_Job_
Make a tally of the lines in the records that include the string "étoit", and give only that number.
# Start of Exercise data
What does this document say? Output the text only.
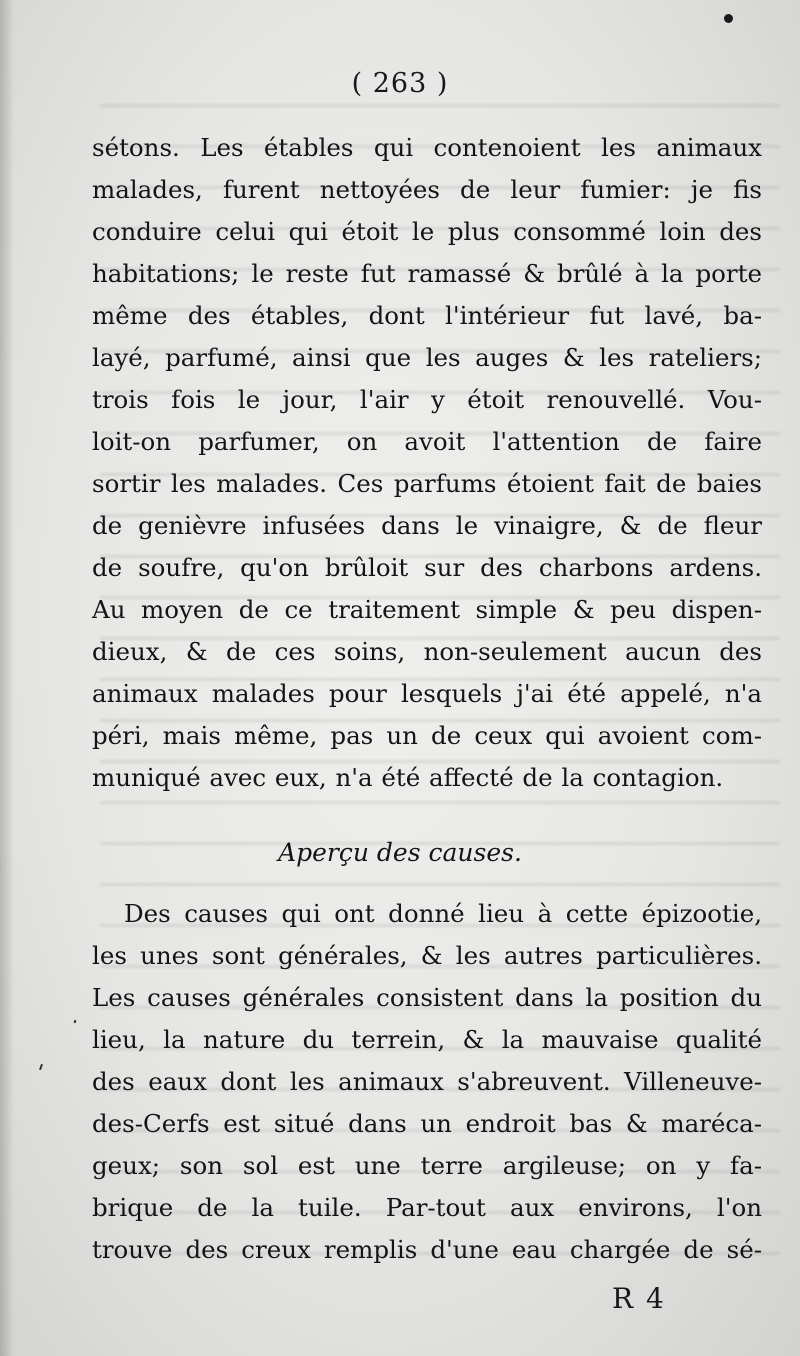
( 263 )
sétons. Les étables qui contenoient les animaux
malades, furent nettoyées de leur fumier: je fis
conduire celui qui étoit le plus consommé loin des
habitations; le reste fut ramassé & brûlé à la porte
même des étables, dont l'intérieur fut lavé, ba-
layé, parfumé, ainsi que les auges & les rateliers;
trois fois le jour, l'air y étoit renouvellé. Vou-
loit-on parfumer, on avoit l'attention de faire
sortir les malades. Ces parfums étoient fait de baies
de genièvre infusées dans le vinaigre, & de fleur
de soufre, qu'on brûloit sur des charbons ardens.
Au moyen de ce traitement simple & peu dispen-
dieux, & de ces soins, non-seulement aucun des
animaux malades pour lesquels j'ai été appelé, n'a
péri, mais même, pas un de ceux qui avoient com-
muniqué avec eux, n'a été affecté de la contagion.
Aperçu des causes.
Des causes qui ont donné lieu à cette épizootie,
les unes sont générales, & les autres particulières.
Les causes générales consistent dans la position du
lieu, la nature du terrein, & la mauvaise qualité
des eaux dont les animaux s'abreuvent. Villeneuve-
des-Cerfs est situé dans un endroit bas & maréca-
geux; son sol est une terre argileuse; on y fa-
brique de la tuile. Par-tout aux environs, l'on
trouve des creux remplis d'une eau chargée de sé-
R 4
# End of Exercise data
_The output_
2